━━━━━ Provided data ━━━━━
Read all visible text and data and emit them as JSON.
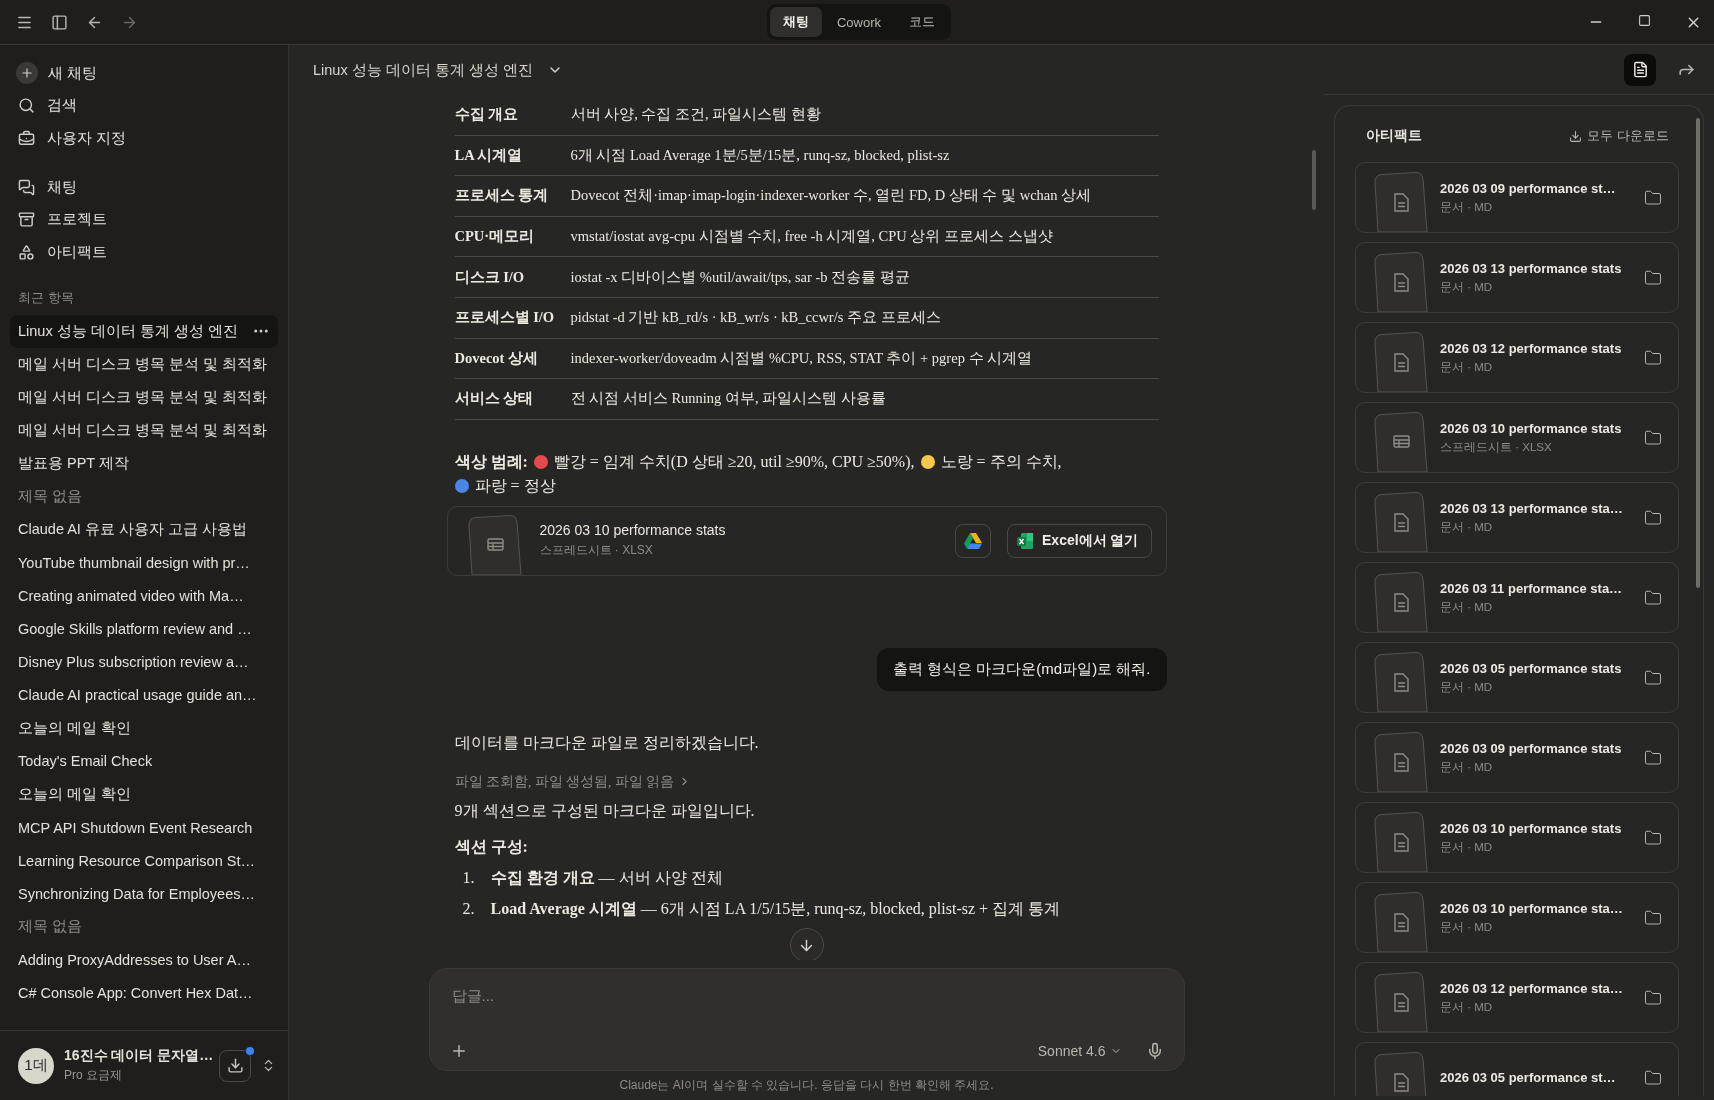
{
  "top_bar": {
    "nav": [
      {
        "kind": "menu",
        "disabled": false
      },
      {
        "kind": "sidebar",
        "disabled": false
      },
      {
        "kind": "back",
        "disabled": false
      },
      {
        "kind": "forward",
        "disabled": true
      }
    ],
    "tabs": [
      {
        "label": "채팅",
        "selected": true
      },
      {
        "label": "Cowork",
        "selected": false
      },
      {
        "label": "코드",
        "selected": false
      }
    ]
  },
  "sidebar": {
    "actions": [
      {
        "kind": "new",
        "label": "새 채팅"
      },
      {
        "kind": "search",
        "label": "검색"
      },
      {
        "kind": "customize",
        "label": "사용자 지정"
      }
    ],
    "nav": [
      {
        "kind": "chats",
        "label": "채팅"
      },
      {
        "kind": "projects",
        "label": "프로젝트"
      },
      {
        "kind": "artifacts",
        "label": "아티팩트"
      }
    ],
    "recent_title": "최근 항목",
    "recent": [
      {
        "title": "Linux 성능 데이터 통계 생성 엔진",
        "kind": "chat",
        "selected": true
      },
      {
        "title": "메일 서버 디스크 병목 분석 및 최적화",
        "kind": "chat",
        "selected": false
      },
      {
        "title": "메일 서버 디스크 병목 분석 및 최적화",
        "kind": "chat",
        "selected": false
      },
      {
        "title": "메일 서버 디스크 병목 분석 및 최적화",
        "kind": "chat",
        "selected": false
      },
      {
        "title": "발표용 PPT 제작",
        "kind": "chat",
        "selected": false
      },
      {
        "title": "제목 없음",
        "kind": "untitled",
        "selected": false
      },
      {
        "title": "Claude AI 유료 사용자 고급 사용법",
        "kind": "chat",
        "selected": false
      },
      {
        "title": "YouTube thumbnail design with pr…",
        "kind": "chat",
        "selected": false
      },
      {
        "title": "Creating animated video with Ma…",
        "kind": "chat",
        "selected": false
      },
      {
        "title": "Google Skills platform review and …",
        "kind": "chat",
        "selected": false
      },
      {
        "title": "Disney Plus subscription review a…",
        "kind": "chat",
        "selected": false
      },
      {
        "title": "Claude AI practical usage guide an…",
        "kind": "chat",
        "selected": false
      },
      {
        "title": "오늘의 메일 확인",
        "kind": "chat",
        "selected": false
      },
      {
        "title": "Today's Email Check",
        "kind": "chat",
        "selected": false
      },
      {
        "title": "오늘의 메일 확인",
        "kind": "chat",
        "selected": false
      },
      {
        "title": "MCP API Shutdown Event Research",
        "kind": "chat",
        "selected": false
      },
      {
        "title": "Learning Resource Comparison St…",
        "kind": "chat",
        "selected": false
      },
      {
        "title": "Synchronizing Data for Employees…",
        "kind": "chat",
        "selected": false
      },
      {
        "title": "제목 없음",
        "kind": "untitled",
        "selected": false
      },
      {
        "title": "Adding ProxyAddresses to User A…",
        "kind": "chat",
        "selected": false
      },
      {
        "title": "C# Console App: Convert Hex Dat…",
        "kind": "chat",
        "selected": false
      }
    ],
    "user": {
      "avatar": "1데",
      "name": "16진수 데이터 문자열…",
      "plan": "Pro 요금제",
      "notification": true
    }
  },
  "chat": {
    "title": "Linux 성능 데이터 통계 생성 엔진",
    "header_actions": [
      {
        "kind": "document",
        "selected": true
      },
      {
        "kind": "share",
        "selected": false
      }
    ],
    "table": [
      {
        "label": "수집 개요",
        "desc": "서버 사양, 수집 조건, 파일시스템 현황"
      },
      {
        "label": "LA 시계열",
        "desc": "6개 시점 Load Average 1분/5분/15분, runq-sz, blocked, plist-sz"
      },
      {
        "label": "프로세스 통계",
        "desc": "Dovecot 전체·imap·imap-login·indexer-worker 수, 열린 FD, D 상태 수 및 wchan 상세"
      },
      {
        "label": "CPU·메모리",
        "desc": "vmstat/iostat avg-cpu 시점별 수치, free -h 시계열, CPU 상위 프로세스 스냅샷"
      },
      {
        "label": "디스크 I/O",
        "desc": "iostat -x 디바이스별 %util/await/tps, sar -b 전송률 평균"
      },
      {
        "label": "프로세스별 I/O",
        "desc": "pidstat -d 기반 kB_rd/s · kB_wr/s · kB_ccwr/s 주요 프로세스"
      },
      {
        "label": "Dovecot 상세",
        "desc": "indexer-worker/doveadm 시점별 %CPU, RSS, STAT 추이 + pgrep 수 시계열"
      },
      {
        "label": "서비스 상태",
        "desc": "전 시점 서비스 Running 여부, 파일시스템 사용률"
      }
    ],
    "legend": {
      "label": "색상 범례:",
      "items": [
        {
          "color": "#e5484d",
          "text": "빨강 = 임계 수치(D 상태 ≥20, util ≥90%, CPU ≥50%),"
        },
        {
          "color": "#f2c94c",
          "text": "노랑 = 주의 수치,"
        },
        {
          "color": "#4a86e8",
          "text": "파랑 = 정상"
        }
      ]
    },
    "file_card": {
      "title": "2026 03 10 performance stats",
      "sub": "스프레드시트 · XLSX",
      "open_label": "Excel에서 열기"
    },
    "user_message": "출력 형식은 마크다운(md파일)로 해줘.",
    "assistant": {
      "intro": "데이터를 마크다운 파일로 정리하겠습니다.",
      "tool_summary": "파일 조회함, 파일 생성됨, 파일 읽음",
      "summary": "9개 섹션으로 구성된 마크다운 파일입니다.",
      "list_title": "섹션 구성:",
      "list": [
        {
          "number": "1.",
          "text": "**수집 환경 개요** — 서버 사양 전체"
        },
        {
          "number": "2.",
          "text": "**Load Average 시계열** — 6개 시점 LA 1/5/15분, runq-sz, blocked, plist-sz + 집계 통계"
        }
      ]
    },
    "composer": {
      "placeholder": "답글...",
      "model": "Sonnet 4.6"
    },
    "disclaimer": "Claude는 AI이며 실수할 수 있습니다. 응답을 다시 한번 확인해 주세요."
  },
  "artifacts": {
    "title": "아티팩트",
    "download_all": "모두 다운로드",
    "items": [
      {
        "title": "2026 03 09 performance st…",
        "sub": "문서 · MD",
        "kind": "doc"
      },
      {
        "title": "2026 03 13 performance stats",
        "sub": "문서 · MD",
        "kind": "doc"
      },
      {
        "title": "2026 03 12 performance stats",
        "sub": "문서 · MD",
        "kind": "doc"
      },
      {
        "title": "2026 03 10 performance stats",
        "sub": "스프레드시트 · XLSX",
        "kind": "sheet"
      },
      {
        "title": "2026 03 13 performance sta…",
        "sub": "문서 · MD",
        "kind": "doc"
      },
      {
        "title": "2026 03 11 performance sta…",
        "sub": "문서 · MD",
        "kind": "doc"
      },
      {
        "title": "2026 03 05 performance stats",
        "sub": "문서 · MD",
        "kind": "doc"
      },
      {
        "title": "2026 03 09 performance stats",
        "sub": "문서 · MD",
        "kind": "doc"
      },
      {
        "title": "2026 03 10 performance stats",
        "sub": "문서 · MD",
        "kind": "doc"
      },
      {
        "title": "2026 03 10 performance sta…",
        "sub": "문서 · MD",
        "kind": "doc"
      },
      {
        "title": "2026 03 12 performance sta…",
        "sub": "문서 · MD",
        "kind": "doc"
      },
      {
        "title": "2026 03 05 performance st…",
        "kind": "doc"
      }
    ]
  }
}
━━━━━
Find all lines holding the string "review" and copy them.

Task output.
        "title": "Google Skills platform review and …",
        "title": "Disney Plus subscription review a…",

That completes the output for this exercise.